Quote all of the data exactly as given. Skip every picture it contains.
>> Begin EXERCISE INPUTS
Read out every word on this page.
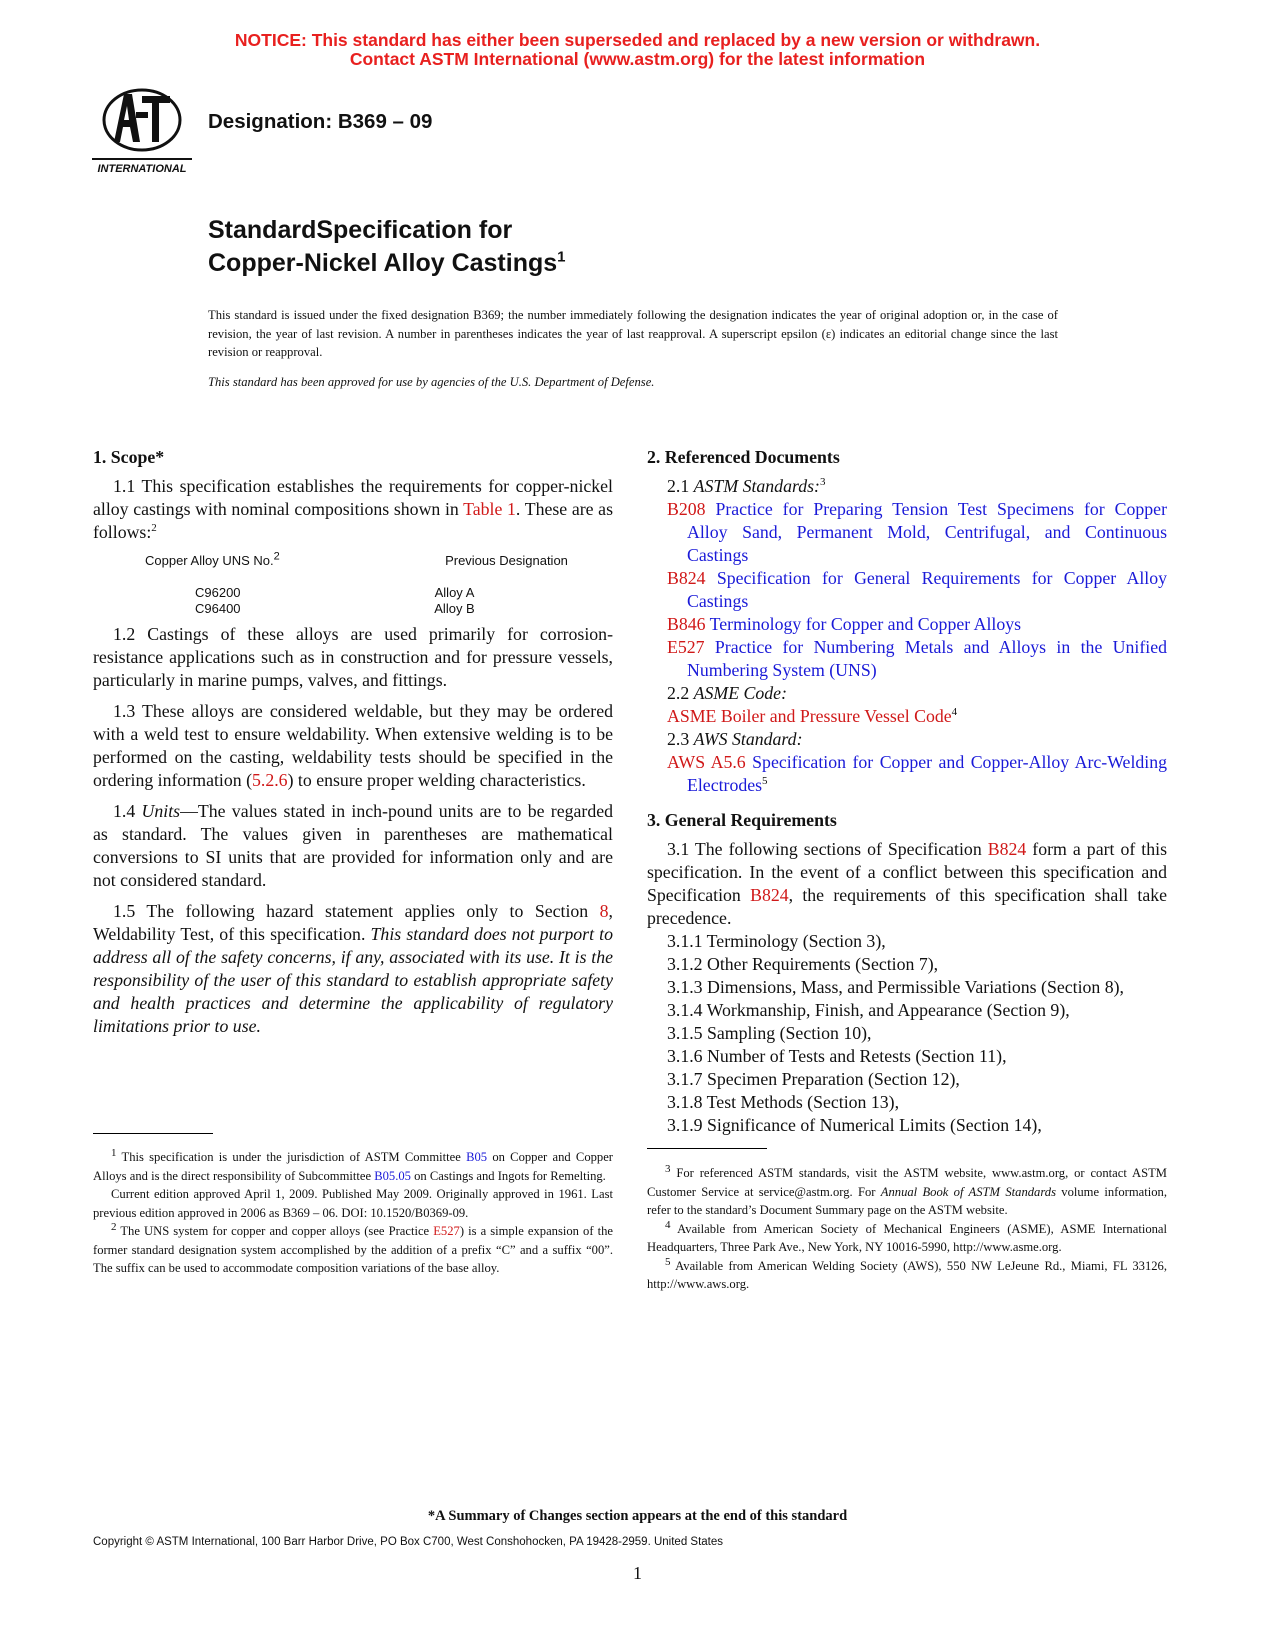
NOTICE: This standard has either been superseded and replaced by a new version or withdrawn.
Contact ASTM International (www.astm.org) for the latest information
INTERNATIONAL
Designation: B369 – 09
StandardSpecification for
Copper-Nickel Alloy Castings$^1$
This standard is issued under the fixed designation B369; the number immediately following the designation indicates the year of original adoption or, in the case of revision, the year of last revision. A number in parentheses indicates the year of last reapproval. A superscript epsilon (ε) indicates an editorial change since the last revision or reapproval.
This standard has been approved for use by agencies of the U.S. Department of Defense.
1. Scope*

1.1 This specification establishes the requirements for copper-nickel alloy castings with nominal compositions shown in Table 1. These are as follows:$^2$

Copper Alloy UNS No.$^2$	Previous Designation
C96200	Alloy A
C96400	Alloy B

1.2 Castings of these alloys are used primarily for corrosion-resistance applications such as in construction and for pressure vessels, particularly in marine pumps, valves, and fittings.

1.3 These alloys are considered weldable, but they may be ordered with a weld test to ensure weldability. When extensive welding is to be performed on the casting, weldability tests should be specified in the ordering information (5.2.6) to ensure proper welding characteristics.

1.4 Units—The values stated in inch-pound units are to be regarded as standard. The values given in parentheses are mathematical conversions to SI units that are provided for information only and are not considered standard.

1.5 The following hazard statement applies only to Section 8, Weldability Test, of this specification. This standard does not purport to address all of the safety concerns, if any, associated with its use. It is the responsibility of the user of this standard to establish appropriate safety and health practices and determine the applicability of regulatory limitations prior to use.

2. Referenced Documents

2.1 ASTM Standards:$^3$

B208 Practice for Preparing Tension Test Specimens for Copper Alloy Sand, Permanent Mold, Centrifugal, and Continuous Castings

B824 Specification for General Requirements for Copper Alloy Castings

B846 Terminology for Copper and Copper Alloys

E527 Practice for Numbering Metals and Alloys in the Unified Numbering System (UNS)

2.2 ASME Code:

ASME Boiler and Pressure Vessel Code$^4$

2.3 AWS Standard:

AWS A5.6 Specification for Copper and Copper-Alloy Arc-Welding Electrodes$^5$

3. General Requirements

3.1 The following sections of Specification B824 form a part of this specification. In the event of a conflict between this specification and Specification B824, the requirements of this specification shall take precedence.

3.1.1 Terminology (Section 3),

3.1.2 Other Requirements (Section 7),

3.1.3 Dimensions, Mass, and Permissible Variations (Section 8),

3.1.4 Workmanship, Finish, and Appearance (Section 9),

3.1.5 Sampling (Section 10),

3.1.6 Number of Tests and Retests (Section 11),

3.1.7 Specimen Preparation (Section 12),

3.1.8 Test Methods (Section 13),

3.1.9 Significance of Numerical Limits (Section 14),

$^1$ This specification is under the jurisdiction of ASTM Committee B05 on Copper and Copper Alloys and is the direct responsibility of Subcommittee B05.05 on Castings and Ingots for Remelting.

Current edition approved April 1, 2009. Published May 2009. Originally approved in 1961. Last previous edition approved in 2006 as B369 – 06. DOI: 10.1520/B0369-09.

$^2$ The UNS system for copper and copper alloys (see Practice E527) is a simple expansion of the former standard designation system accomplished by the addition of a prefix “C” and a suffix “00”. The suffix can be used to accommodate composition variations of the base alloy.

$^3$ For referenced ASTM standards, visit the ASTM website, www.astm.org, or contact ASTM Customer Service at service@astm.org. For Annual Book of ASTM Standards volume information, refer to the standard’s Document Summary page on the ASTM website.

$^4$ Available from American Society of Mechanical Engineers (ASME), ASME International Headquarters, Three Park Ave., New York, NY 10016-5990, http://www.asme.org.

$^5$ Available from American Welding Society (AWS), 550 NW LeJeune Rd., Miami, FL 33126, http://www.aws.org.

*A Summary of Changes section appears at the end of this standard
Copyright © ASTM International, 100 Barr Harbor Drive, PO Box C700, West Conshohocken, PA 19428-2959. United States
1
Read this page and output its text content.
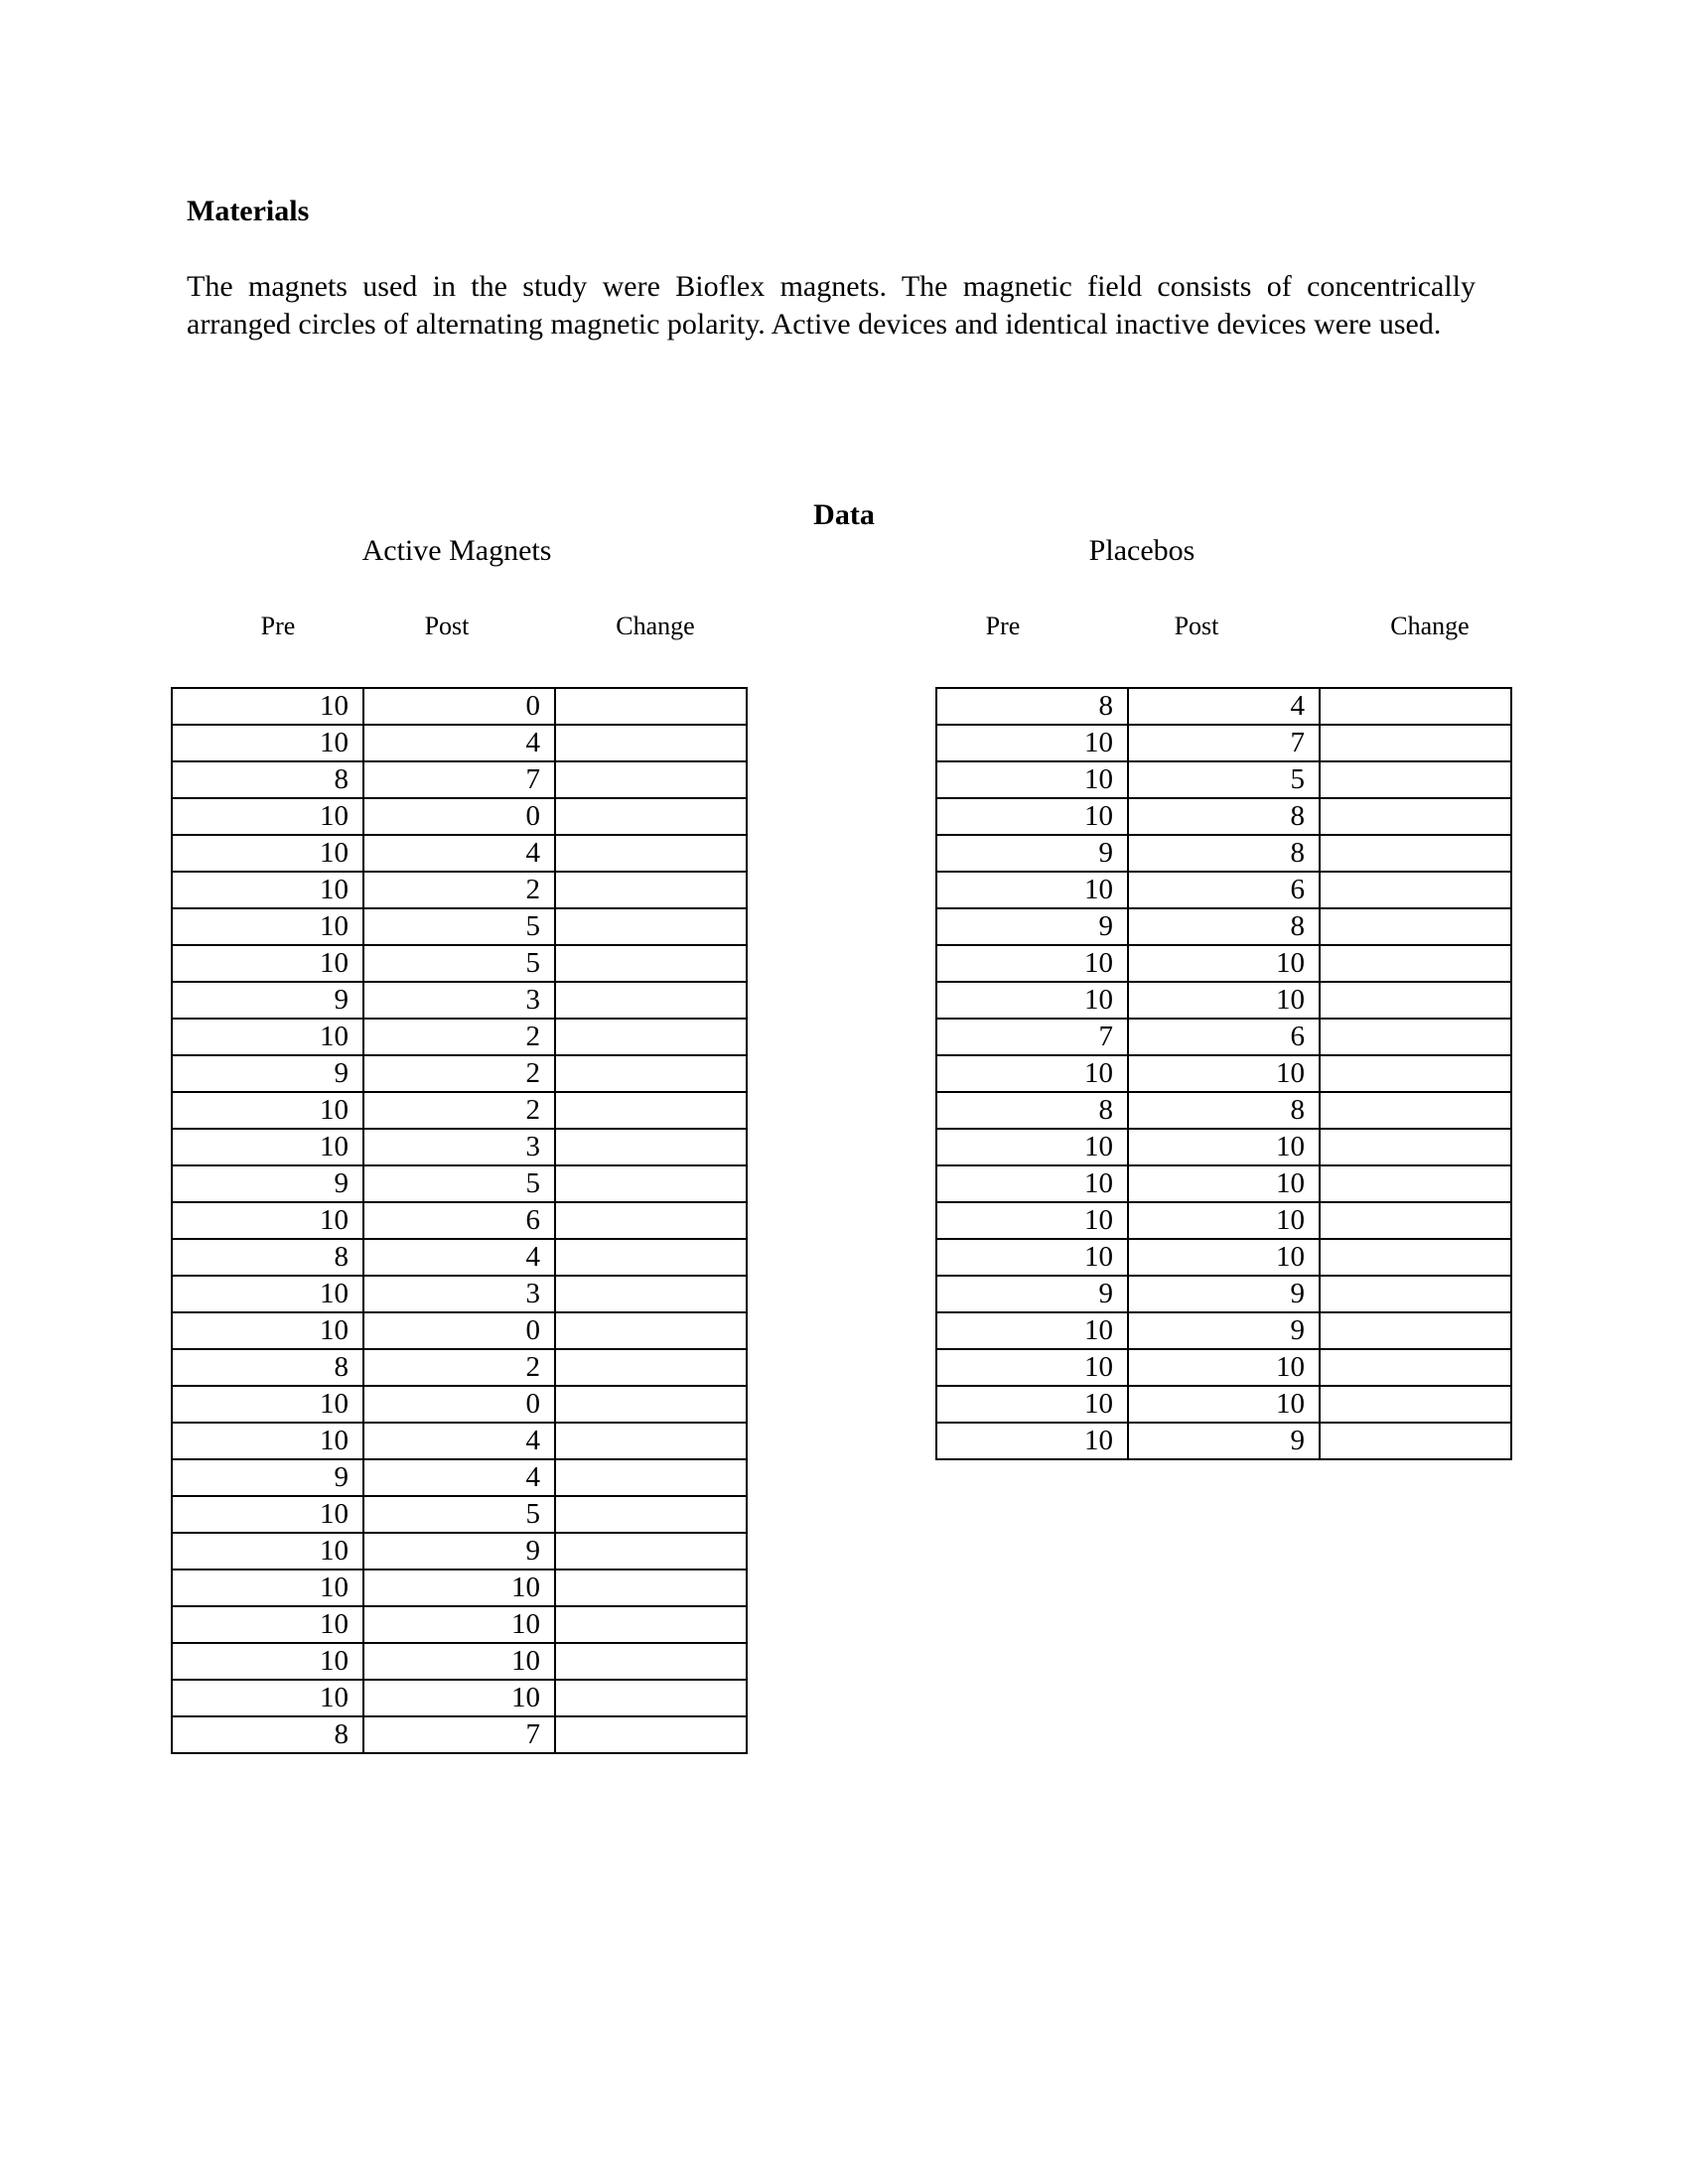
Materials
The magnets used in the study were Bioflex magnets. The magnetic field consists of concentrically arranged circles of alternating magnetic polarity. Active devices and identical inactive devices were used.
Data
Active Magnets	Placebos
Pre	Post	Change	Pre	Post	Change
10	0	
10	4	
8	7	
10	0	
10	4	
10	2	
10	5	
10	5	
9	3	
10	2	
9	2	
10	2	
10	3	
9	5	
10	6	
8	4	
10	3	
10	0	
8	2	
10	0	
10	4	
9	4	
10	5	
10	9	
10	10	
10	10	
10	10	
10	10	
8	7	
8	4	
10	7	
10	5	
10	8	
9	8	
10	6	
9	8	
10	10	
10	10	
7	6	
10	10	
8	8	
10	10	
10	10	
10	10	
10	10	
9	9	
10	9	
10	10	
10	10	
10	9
>> End EXERCISE INPUTS
**FINAL ANSWER**.
Read out every word on this page.
NOTICE: This standard has either been superseded and replaced by a new version or withdrawn.
Contact ASTM International (www.astm.org) for the latest information
INTERNATIONAL
Designation: B369 – 09
StandardSpecification for
Copper-Nickel Alloy Castings$^1$
This standard is issued under the fixed designation B369; the number immediately following the designation indicates the year of original adoption or, in the case of revision, the year of last revision. A number in parentheses indicates the year of last reapproval. A superscript epsilon (ε) indicates an editorial change since the last revision or reapproval.
This standard has been approved for use by agencies of the U.S. Department of Defense.
1. Scope*

1.1 This specification establishes the requirements for copper-nickel alloy castings with nominal compositions shown in Table 1. These are as follows:$^2$

Copper Alloy UNS No.$^2$	Previous Designation
C96200	Alloy A
C96400	Alloy B

1.2 Castings of these alloys are used primarily for corrosion-resistance applications such as in construction and for pressure vessels, particularly in marine pumps, valves, and fittings.

1.3 These alloys are considered weldable, but they may be ordered with a weld test to ensure weldability. When extensive welding is to be performed on the casting, weldability tests should be specified in the ordering information (5.2.6) to ensure proper welding characteristics.

1.4 Units—The values stated in inch-pound units are to be regarded as standard. The values given in parentheses are mathematical conversions to SI units that are provided for information only and are not considered standard.

1.5 The following hazard statement applies only to Section 8, Weldability Test, of this specification. This standard does not purport to address all of the safety concerns, if any, associated with its use. It is the responsibility of the user of this standard to establish appropriate safety and health practices and determine the applicability of regulatory limitations prior to use.

2. Referenced Documents

2.1 ASTM Standards:$^3$

B208 Practice for Preparing Tension Test Specimens for Copper Alloy Sand, Permanent Mold, Centrifugal, and Continuous Castings

B824 Specification for General Requirements for Copper Alloy Castings

B846 Terminology for Copper and Copper Alloys

E527 Practice for Numbering Metals and Alloys in the Unified Numbering System (UNS)

2.2 ASME Code:

ASME Boiler and Pressure Vessel Code$^4$

2.3 AWS Standard:

AWS A5.6 Specification for Copper and Copper-Alloy Arc-Welding Electrodes$^5$

3. General Requirements

3.1 The following sections of Specification B824 form a part of this specification. In the event of a conflict between this specification and Specification B824, the requirements of this specification shall take precedence.

3.1.1 Terminology (Section 3),

3.1.2 Other Requirements (Section 7),

3.1.3 Dimensions, Mass, and Permissible Variations (Section 8),

3.1.4 Workmanship, Finish, and Appearance (Section 9),

3.1.5 Sampling (Section 10),

3.1.6 Number of Tests and Retests (Section 11),

3.1.7 Specimen Preparation (Section 12),

3.1.8 Test Methods (Section 13),

3.1.9 Significance of Numerical Limits (Section 14),

$^1$ This specification is under the jurisdiction of ASTM Committee B05 on Copper and Copper Alloys and is the direct responsibility of Subcommittee B05.05 on Castings and Ingots for Remelting.

Current edition approved April 1, 2009. Published May 2009. Originally approved in 1961. Last previous edition approved in 2006 as B369 – 06. DOI: 10.1520/B0369-09.

$^2$ The UNS system for copper and copper alloys (see Practice E527) is a simple expansion of the former standard designation system accomplished by the addition of a prefix “C” and a suffix “00”. The suffix can be used to accommodate composition variations of the base alloy.

$^3$ For referenced ASTM standards, visit the ASTM website, www.astm.org, or contact ASTM Customer Service at service@astm.org. For Annual Book of ASTM Standards volume information, refer to the standard’s Document Summary page on the ASTM website.

$^4$ Available from American Society of Mechanical Engineers (ASME), ASME International Headquarters, Three Park Ave., New York, NY 10016-5990, http://www.asme.org.

$^5$ Available from American Welding Society (AWS), 550 NW LeJeune Rd., Miami, FL 33126, http://www.aws.org.

*A Summary of Changes section appears at the end of this standard
Copyright © ASTM International, 100 Barr Harbor Drive, PO Box C700, West Conshohocken, PA 19428-2959. United States
1
Read this page and output its text content.
Materials
The magnets used in the study were Bioflex magnets. The magnetic field consists of concentrically arranged circles of alternating magnetic polarity. Active devices and identical inactive devices were used.
Data
Active Magnets	Placebos
Pre	Post	Change	Pre	Post	Change
10	0	
10	4	
8	7	
10	0	
10	4	
10	2	
10	5	
10	5	
9	3	
10	2	
9	2	
10	2	
10	3	
9	5	
10	6	
8	4	
10	3	
10	0	
8	2	
10	0	
10	4	
9	4	
10	5	
10	9	
10	10	
10	10	
10	10	
10	10	
8	7	
8	4	
10	7	
10	5	
10	8	
9	8	
10	6	
9	8	
10	10	
10	10	
7	6	
10	10	
8	8	
10	10	
10	10	
10	10	
10	10	
9	9	
10	9	
10	10	
10	10	
10	9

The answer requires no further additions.